Saved data entries
····················

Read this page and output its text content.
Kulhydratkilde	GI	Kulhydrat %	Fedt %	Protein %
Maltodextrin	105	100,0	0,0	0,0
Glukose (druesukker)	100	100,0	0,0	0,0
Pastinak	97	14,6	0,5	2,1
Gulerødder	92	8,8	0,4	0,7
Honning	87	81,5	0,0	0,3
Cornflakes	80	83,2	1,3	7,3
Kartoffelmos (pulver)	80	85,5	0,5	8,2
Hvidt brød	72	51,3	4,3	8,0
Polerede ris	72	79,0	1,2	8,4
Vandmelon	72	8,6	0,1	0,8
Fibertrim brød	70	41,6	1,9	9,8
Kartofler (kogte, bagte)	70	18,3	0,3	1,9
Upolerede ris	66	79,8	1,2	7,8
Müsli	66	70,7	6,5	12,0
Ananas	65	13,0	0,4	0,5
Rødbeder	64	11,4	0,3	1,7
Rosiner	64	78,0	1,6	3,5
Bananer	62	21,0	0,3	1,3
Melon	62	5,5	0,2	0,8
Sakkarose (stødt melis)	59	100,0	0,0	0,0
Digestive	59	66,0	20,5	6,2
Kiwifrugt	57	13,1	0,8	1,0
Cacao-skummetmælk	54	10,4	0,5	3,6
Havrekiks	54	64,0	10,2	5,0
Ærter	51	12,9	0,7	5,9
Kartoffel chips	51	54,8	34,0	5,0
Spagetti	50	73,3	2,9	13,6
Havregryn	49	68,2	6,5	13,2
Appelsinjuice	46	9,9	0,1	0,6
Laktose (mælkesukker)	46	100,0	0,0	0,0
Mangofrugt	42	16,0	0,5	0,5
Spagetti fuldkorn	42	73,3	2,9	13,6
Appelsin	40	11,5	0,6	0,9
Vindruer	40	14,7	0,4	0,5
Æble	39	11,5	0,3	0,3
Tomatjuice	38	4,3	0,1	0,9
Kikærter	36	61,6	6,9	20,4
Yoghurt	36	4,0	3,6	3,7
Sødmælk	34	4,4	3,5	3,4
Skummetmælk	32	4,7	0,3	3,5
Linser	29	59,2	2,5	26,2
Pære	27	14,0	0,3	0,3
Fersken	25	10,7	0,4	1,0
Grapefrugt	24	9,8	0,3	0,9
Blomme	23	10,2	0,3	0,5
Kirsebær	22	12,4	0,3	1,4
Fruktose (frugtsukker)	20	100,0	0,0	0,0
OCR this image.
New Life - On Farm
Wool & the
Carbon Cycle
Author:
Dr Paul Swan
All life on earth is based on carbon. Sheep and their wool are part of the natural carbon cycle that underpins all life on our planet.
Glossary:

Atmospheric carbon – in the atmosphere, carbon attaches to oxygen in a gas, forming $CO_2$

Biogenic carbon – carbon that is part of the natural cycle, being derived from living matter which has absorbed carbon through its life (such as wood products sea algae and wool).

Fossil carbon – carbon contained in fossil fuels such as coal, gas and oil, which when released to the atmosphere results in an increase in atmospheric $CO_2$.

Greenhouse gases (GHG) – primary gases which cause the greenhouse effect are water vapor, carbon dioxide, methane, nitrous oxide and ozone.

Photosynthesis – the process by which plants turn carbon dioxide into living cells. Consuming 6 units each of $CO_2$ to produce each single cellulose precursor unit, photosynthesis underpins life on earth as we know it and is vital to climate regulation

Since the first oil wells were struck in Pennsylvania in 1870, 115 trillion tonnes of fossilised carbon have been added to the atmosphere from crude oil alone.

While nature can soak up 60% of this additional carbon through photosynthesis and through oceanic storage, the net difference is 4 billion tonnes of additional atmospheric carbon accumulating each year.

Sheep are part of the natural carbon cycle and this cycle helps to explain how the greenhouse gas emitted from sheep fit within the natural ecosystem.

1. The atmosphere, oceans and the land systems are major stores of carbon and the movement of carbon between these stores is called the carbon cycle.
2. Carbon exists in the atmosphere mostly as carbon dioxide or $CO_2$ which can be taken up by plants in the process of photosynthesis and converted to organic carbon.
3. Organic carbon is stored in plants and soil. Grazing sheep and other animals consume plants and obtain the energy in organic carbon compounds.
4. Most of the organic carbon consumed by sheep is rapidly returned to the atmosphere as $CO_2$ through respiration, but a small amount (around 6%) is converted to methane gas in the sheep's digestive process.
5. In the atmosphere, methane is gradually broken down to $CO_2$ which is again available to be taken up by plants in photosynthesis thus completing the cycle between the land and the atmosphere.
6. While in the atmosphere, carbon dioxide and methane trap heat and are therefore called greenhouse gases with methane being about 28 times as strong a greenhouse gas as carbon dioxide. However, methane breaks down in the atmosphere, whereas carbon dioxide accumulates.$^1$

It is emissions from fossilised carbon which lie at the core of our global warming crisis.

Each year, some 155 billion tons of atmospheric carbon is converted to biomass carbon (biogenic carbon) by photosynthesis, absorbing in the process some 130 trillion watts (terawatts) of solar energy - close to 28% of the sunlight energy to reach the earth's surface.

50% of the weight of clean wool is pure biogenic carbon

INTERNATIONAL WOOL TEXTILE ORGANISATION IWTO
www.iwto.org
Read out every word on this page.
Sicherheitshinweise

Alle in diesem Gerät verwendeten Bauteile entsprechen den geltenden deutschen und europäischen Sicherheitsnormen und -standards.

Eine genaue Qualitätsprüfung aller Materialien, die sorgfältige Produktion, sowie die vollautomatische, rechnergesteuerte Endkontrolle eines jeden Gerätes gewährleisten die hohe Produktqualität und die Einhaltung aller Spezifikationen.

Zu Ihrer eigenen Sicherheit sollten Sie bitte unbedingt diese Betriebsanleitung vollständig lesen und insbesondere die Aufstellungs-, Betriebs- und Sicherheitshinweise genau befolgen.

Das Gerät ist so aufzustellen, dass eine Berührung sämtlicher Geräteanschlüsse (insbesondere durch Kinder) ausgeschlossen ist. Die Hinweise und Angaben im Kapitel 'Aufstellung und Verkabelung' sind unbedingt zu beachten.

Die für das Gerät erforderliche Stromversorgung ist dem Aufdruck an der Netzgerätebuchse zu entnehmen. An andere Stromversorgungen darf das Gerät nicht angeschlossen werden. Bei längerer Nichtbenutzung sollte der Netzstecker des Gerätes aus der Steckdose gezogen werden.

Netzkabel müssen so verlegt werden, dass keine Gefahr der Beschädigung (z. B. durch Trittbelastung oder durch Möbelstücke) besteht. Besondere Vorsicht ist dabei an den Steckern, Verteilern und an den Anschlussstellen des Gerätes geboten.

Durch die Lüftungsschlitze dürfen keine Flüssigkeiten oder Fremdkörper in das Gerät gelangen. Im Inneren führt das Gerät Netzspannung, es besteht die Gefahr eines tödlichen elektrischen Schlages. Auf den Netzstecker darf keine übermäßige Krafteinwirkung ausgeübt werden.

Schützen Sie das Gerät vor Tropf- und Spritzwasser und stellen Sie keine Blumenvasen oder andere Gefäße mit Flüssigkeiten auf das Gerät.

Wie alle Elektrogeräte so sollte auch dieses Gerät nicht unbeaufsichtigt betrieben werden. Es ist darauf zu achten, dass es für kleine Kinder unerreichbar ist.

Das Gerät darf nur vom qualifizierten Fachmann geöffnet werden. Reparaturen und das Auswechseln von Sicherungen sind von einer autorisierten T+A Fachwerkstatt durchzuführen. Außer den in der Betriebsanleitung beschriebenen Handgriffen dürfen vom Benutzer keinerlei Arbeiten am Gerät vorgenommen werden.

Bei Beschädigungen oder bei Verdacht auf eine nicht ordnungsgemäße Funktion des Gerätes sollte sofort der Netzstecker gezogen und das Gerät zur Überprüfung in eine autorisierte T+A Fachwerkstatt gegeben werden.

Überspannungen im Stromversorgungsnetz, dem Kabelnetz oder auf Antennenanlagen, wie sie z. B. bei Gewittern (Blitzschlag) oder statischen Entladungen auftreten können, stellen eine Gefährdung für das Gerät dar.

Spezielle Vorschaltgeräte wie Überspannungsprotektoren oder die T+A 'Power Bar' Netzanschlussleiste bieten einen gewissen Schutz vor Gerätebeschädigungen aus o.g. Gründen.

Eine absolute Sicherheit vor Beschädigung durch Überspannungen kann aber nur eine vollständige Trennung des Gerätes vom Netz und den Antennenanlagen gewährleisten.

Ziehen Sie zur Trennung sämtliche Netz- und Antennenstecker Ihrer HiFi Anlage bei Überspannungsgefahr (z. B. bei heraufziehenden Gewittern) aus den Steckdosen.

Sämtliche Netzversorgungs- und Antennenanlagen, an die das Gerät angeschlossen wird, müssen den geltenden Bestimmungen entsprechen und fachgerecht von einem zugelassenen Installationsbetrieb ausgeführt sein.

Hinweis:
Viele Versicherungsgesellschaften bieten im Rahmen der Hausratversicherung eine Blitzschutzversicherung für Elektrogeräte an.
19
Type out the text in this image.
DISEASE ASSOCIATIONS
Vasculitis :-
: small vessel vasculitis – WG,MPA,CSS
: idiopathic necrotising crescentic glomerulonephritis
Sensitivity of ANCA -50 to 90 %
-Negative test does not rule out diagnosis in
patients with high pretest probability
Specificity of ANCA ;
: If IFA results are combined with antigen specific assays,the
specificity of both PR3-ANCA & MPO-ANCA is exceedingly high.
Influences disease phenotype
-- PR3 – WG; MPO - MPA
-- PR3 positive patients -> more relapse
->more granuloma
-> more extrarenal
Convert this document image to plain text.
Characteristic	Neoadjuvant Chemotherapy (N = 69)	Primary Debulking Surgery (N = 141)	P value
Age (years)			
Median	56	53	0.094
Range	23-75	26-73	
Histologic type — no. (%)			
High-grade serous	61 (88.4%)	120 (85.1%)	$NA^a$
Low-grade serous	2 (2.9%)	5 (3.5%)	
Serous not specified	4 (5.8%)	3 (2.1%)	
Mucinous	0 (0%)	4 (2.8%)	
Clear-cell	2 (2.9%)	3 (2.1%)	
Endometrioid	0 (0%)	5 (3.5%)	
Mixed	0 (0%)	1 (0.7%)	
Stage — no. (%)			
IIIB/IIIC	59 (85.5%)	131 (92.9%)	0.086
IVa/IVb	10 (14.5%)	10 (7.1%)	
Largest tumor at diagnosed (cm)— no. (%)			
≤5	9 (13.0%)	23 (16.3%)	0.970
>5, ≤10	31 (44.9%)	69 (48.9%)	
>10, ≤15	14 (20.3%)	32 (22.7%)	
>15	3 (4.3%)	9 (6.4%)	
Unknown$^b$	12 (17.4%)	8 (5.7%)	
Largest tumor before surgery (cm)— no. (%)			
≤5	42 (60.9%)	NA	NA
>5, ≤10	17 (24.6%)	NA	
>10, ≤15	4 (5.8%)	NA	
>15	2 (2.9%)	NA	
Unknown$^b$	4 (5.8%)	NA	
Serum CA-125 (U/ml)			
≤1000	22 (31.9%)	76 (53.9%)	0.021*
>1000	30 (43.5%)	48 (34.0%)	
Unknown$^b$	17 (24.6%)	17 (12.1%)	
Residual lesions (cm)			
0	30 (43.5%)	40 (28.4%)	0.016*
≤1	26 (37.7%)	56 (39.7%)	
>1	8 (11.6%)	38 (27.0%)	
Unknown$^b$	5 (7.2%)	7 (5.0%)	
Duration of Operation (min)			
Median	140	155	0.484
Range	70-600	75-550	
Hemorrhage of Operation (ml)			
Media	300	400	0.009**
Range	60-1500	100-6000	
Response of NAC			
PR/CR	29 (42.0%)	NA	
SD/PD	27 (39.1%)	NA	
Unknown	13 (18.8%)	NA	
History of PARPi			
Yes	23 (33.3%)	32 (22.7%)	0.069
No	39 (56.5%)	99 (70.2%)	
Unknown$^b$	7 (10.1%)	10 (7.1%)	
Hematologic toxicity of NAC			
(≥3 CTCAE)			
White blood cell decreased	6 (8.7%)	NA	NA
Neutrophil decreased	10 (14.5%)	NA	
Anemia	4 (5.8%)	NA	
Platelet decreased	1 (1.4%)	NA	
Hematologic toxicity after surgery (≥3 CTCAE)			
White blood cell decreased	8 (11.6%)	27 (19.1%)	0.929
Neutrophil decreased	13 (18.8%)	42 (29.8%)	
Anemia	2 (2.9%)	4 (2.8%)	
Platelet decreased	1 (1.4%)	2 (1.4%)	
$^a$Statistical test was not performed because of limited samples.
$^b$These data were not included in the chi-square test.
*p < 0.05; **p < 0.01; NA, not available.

····················

_WHAT IS EXPECTED_: The lines to return are those in the records above that hold the word "eines".

_TASK SOLUTION_:
Eine genaue Qualitätsprüfung aller Materialien, die sorgfältige Produktion, sowie die vollautomatische, rechnergesteuerte Endkontrolle eines jeden Gerätes gewährleisten die hohe Produktqualität und die Einhaltung aller Spezifikationen.
Durch die Lüftungsschlitze dürfen keine Flüssigkeiten oder Fremdkörper in das Gerät gelangen. Im Inneren führt das Gerät Netzspannung, es besteht die Gefahr eines tödlichen elektrischen Schlages. Auf den Netzstecker darf keine übermäßige Krafteinwirkung ausgeübt werden.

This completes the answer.